If a dicarboxylic acid and a diamine are used for component 2, then acid and amine can be added individually or in the form of their salt. Salts of straight-chain .alpha., .omega.-dicarboxylic acids and .alpha., .omega.-diamines can be produced relatively easily. No stoichiometry problems arise when they are used.

In the condensation of the diamines according to (a) with isophthalic acid, with a mixture of isophthalic acid and terephthalic acid, or an aliphatic dicarboxylic acid and with lauric lactam, the mixture of the starting materials, which still contain water, is first subJected to a pressure treatment at elevated temperature. The pressure is subsequently reduced and the water is drawn off during the polycondensation under either inert gas (usually nitrogen) or vacuum.

When diamines and dicarboxylic acids are added individually, the neutralization reaction takes place preferably in the presence of a small amount of water at temperatures at which a stirrable mixture or melt is obtained, whereupon the temperatures are gradually increased. To prevent any loss of amines, precondensation can take place in closed systems under pressure; after reduction of pressure, polycondensation can be continued without pressure or in a vacuum.

Before, during or towards the end of the polycondensation, the additives customary in the production of polyamides can be added to the polycondensation mixture; because of the transparency, they should preferably be soluble in the copolyamide. Such additives are typically antioxidants, flame retarding agents, light-stabilizers, thermostabilizers, impact resistance modifiers, plasticizers, mold parting agents, optical brighteners, dyes, and others.

In the event that the transparency of the copolyamides of the invention plays a less important part than their mechanical properties, the aforementioned additives may be correspondingly less soluble in the copolyamide, and additives or fillers with reinforcing action can be used, such as organic and inorganic fibers, pigments, mineral powders, filling materials, and others. These added substances can be admixed to the copolyamide or can also be worked in through remelting in appropriate devices; e.g., in an extruder. The copolyamides of the invention are well suited for the production of a large variety of molded articles, e.g., by the so-called injection molding process or extrusion process. A specific kind of application of the polymers of the present invention by extrusion is, e.g., the wrapping of optical fibers (e.g. glass fibers) in opto-electrical communication systems.

Depending on the fusion viscosity of the granulate used, injection molding temperatures of up to 310.degree. C. and higher can be applied, with only a slight risk of discoloration. The material displays good flow and mold release properties. To obtain better mold filling, the tools can be tempered, whereby mold release and also transparency can be positively influenced. Conventional powdering of the granulate with certain release agents is often unnecessary.

#### [Extracted entries]
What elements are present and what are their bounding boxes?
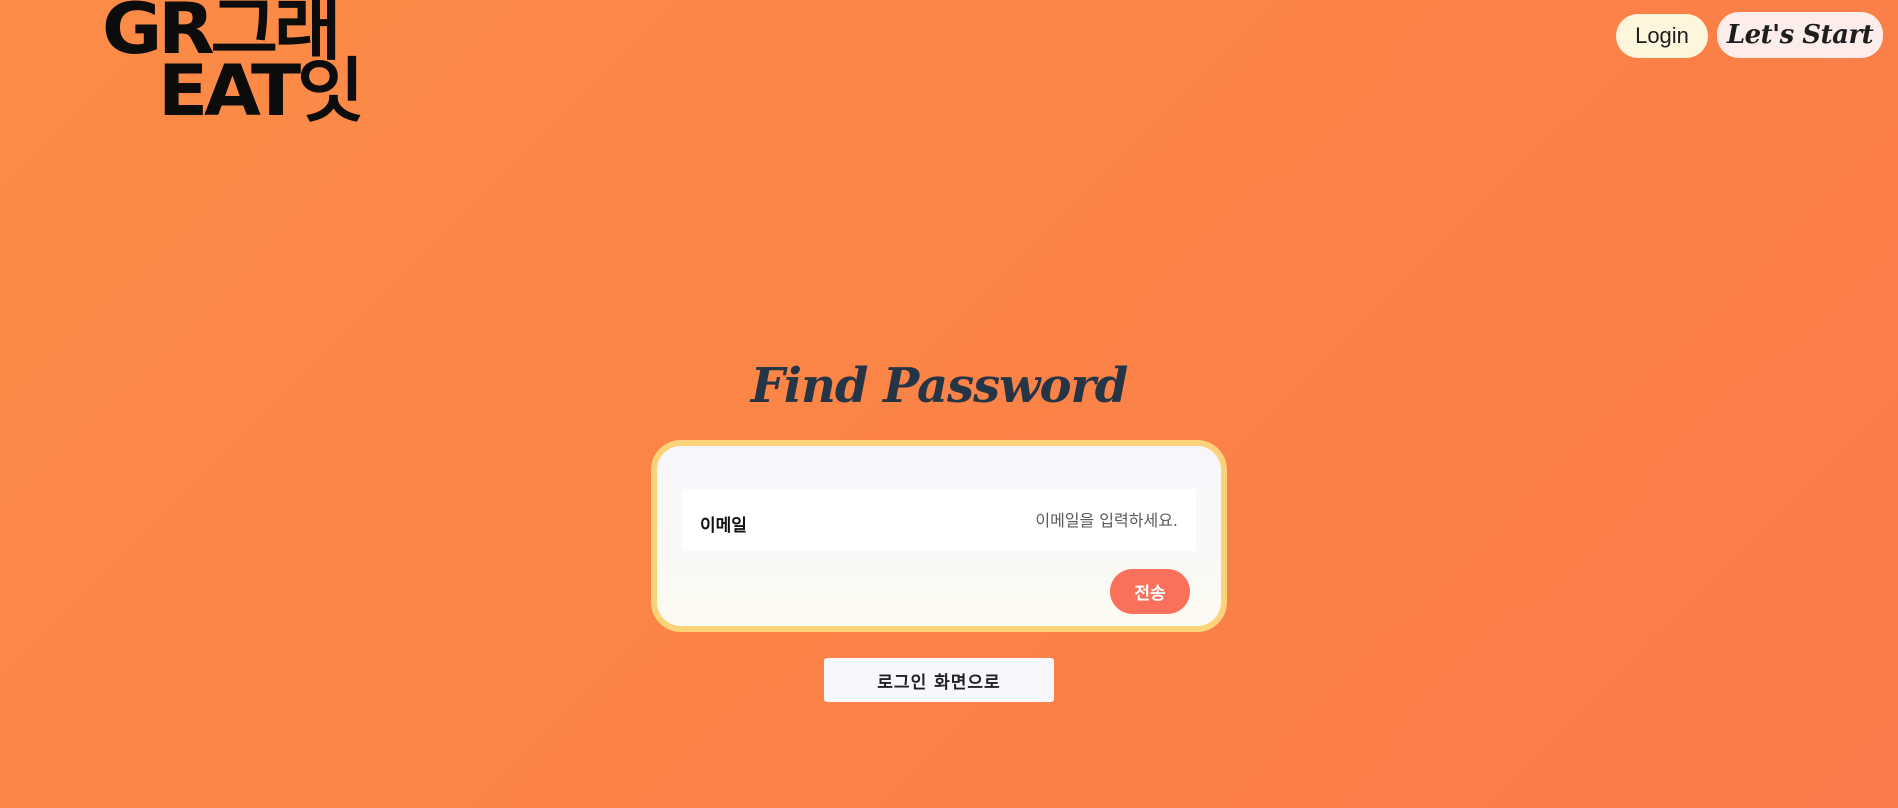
send-button[interactable]: 전송: [1110, 569, 1190, 614]
logo[interactable]: GR그래 EAT잇: [100, 0, 370, 132]
lets-start-button[interactable]: Let's Start: [1717, 12, 1883, 58]
back-to-login-button[interactable]: 로그인 화면으로: [824, 658, 1054, 702]
email-label: 이메일: [700, 515, 747, 536]
email-field-row: 이메일: [682, 489, 1196, 551]
page-title: Find Password: [750, 358, 1129, 414]
email-input[interactable]: [878, 510, 1178, 530]
logo-line-2: EAT잇: [158, 50, 365, 132]
login-button[interactable]: Login: [1616, 14, 1708, 58]
find-password-form: 이메일 전송: [651, 440, 1227, 632]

#### [Given exercise 1]
Reproduce the stretch of the copolyamide text from "In the condensation" through "nitrogen) or vacuum." word for word.
#### [Given exercise 2]
Write the next part of the copolyamide text, picking up after its last sentence.

#### [Output 1]
In the condensation of the diamines according to (a) with isophthalic acid, with a mixture of isophthalic acid and terephthalic acid, or an aliphatic dicarboxylic acid and with lauric lactam, the mixture of the starting materials, which still contain water, is first subJected to a pressure treatment at elevated temperature. The pressure is subsequently reduced and the water is drawn off during the polycondensation under either inert gas (usually nitrogen) or vacuum.

#### [Output 2]
The copolyamides of the invention can also be alloyed and/or mixed with other homo- and/or copolyamides and/or mixtures of same, or with other plastic materials. This can be effected, for example, by mixing the granulates or plastic material parts and carrying out a co-extrusion.

Suitable additive homopolyamides are, for example, PA 12, PA 11, PA 6.9, PA 6.10, nylon 6 or nylon 12. Suitable polyamides are, for example, those which contain monomers which lead to the aforesaid homopolyamides, or other copolyamides; other suitable plastic materials are those which are compatible with the copolyamides of the invention.

The co-components are preferably added in a quantity of 0-50%, based on the resulting alloy. By alloying the copolyamide of the invention with an additional component, its mechanical properties can be modified, for example, the impact resistance and the notch impact strength are thereby generally improved. If a polyamide from among the monomers mentioned under (c) is used as additional component, e.g. nylon 12, then the transparency stability in boiling water is insignificantly affected.

EXAMPLES 1 THROUGH 10 AND COMPARISON RESULTS

In the following Table 1 (Examples 1-10), various polycondensation tests are listed, which have only one diamine component as component (a). As component (a) (column 1) in these and all following examples, bis-(4-amine-3,5-diethyl-cyclohexyl)-methane in the form of a liquid mixture of isomers was used.

In column 2, component (c) is listed; in column 3, the percent by weight of component (c), relative to the sum of the weights of all components (a), (b) and (c) is set forth. Column 4 contains the molar proportion of components (a), (b) and (c). In column 5, the time at which the maximum reaction temperature (column 6) is reached, is shown.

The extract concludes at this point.